In the entries below, count every line containing "about". Return the number and nothing else.

(Stored items from a collection)
####################

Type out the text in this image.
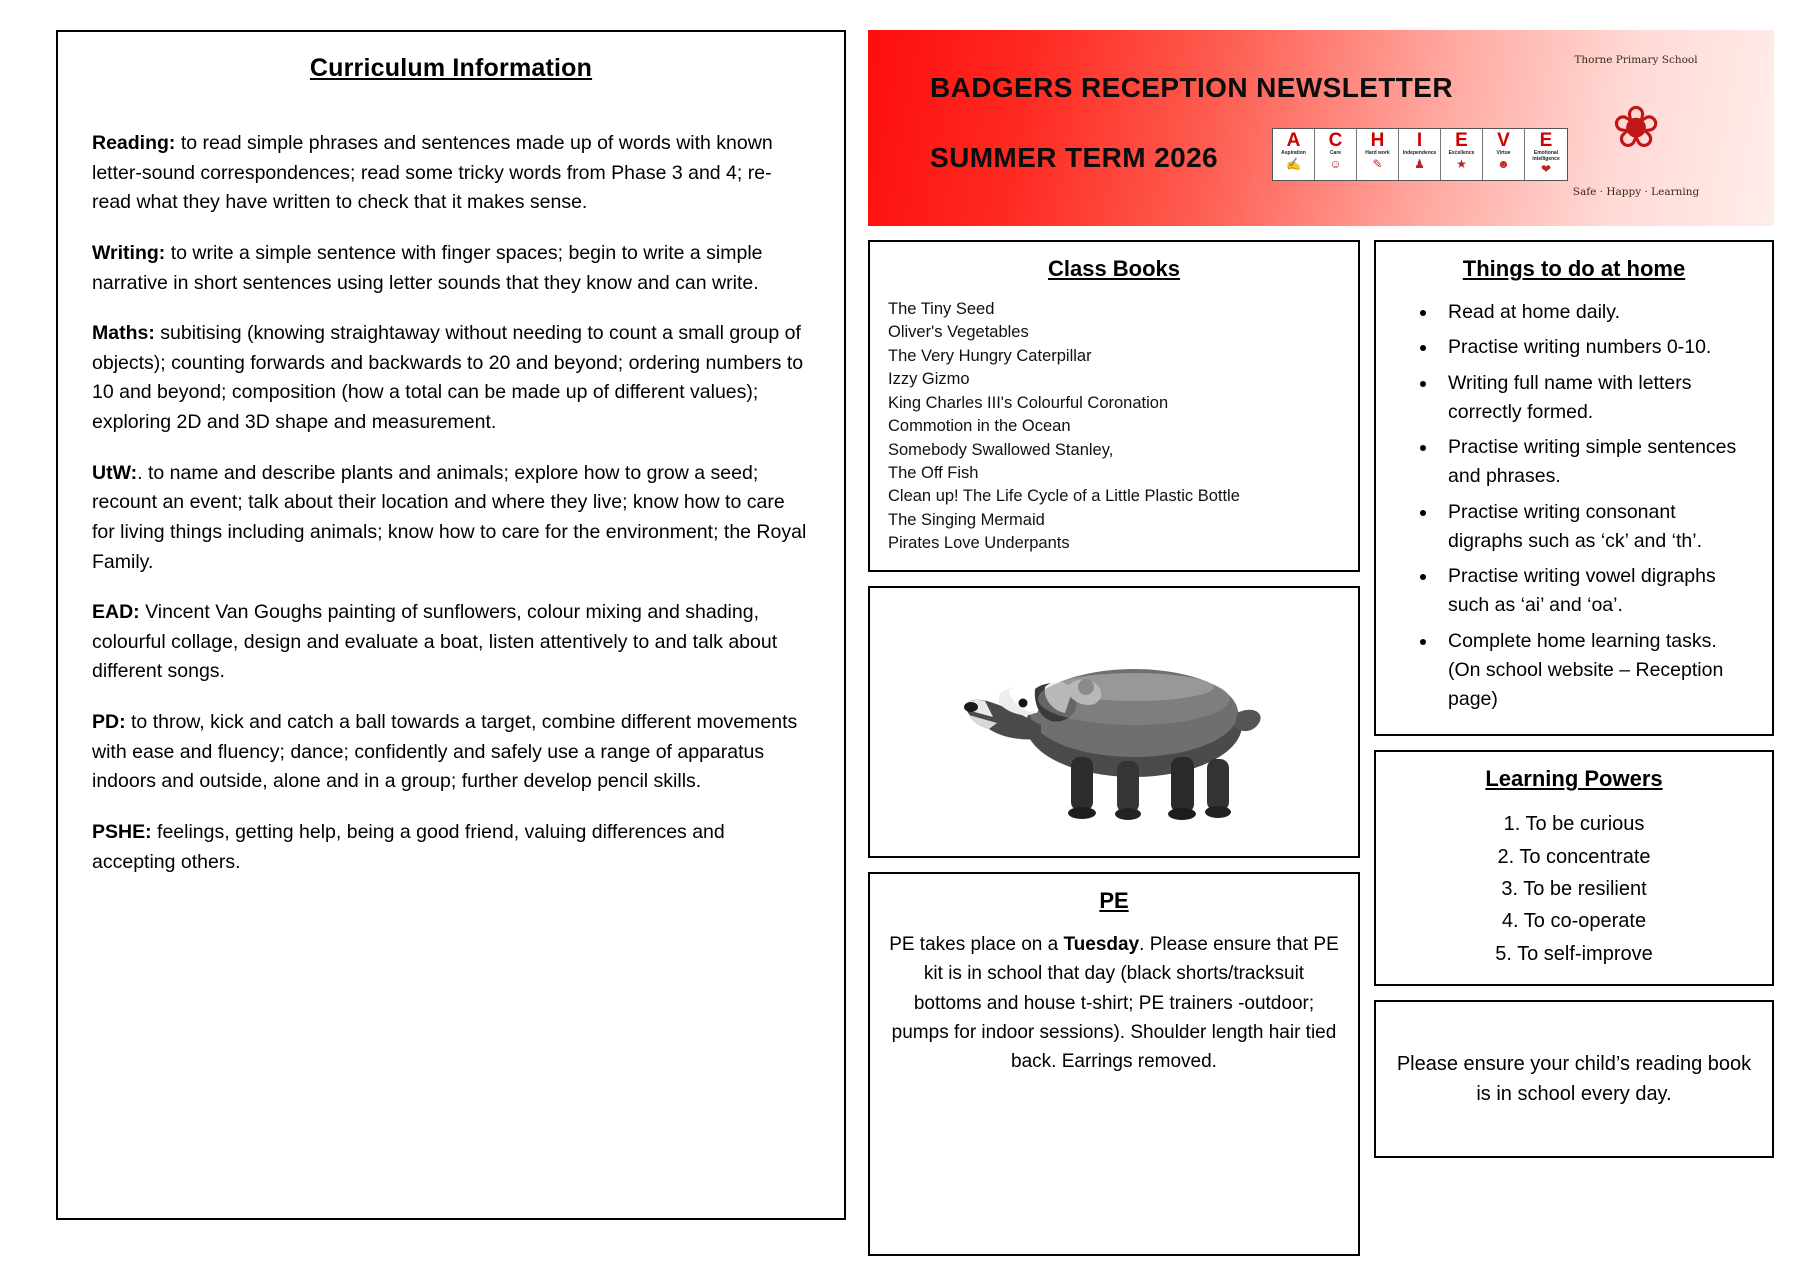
Curriculum Information

Reading: to read simple phrases and sentences made up of words with known letter-sound correspondences; read some tricky words from Phase 3 and 4; re-read what they have written to check that it makes sense.

Writing: to write a simple sentence with finger spaces; begin to write a simple narrative in short sentences using letter sounds that they know and can write.

Maths: subitising (knowing straightaway without needing to count a small group of objects); counting forwards and backwards to 20 and beyond; ordering numbers to 10 and beyond; composition (how a total can be made up of different values); exploring 2D and 3D shape and measurement.

UtW:. to name and describe plants and animals; explore how to grow a seed; recount an event; talk about their location and where they live; know how to care for living things including animals; know how to care for the environment; the Royal Family.

EAD: Vincent Van Goughs painting of sunflowers, colour mixing and shading, colourful collage, design and evaluate a boat, listen attentively to and talk about different songs.

PD: to throw, kick and catch a ball towards a target, combine different movements with ease and fluency; dance; confidently and safely use a range of apparatus indoors and outside, alone and in a group; further develop pencil skills.

PSHE: feelings, getting help, being a good friend, valuing differences and accepting others.

BADGERS RECEPTION NEWSLETTER
SUMMER TERM 2026
A
Aspiration
✍
C
Care
☺
H
Hard work
✎
I
Independence
♟
E
Excellence
★
V
Virtue
☻
E
Emotional intelligence
❤
Thorne Primary School
❀
Safe · Happy · Learning
Class Books
The Tiny Seed
Oliver's Vegetables
The Very Hungry Caterpillar
Izzy Gizmo
King Charles III's Colourful Coronation
Commotion in the Ocean
Somebody Swallowed Stanley,
The Off Fish
Clean up! The Life Cycle of a Little Plastic Bottle
The Singing Mermaid
Pirates Love Underpants
PE
PE takes place on a Tuesday. Please ensure that PE kit is in school that day (black shorts/tracksuit bottoms and house t-shirt; PE trainers -outdoor; pumps for indoor sessions). Shoulder length hair tied back. Earrings removed.
Things to do at home
• Read at home daily.
• Practise writing numbers 0-10.
• Writing full name with letters correctly formed.
• Practise writing simple sentences and phrases.
• Practise writing consonant digraphs such as ‘ck’ and ‘th’.
• Practise writing vowel digraphs such as ‘ai’ and ‘oa’.
• Complete home learning tasks. (On school website – Reception page)
Learning Powers
1. To be curious
2. To concentrate
3. To be resilient
4. To co-operate
5. To self-improve
Please ensure your child’s reading book is in school every day.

####################

Answer to the problem. 2